TASK OBJECTIVE —
Scan the data below for the string "image". Copy every line where it appears.

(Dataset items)
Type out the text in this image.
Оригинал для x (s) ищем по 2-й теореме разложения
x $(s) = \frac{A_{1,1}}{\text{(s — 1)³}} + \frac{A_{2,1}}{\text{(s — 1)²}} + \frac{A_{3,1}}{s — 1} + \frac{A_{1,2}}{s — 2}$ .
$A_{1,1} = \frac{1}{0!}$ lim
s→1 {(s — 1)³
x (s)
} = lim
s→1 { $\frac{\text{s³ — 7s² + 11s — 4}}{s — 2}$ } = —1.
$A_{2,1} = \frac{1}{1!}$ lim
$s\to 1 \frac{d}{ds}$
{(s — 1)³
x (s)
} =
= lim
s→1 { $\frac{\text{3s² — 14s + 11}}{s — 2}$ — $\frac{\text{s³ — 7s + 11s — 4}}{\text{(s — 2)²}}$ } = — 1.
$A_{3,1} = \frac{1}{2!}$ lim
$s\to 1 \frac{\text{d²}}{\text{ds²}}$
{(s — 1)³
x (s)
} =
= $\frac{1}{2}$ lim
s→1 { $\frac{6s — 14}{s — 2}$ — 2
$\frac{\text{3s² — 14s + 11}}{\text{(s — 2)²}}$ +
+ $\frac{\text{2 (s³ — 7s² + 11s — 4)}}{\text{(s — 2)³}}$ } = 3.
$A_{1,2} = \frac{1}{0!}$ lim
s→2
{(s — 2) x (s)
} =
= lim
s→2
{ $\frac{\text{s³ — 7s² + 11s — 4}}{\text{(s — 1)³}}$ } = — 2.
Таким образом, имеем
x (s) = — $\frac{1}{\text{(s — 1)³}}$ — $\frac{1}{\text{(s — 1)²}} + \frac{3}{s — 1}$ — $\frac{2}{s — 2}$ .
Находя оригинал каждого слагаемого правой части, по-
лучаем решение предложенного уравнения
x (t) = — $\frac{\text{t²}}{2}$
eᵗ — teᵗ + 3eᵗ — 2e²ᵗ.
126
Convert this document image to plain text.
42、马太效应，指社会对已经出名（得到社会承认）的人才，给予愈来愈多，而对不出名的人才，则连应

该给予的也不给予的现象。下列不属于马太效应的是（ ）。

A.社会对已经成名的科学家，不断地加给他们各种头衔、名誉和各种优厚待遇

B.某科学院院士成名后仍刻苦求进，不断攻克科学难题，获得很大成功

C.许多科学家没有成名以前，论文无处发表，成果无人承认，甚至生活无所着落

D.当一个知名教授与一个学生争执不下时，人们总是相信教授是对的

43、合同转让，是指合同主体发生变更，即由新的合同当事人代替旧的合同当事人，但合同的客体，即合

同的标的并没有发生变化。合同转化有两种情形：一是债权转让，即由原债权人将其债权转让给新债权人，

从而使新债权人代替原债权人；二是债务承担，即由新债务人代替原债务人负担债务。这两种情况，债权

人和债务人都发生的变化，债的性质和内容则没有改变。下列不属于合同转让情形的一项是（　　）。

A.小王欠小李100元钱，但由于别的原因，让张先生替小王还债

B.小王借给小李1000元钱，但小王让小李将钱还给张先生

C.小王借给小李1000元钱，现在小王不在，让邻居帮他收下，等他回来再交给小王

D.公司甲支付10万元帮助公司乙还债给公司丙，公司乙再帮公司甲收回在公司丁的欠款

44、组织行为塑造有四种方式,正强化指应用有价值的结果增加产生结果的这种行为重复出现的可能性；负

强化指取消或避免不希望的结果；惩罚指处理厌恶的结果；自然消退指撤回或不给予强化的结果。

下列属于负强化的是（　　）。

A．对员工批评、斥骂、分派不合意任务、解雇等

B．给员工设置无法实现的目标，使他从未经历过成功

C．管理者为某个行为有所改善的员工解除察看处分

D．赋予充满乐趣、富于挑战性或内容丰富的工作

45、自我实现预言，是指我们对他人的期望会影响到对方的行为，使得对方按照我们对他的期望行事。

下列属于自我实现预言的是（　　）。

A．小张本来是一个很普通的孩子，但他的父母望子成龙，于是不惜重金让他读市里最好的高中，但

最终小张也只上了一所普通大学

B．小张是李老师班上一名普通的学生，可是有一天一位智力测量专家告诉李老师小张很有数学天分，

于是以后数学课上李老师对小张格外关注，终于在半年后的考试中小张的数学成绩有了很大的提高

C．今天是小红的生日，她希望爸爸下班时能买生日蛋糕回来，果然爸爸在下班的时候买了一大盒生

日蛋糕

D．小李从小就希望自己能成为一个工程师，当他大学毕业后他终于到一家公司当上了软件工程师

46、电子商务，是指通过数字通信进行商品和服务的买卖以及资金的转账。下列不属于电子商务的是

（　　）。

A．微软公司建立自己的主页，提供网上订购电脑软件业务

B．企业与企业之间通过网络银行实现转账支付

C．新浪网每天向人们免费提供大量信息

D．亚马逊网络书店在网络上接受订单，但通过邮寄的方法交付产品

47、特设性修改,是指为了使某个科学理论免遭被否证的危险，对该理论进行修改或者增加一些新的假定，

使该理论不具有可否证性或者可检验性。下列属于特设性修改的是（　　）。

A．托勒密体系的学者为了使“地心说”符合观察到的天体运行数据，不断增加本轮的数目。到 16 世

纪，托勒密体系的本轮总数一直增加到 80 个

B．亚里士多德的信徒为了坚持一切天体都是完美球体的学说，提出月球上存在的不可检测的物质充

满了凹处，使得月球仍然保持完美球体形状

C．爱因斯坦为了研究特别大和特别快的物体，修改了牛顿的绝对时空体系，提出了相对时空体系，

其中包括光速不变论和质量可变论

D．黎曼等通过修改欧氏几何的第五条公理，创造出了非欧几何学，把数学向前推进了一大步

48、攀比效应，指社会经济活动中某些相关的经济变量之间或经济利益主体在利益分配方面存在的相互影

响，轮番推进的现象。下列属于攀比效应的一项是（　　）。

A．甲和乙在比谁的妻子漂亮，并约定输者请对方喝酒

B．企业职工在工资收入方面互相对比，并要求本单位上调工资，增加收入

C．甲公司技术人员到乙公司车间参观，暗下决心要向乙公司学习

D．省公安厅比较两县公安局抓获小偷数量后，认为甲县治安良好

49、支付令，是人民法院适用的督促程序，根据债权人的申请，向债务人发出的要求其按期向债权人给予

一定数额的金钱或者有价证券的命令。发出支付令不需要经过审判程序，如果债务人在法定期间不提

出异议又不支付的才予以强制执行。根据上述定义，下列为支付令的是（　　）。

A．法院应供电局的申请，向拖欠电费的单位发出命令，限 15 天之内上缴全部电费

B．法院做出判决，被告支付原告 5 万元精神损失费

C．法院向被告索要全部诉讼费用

WRITTEN SOLUTION —
Type out the text in this image.
Convert this document image to plain text.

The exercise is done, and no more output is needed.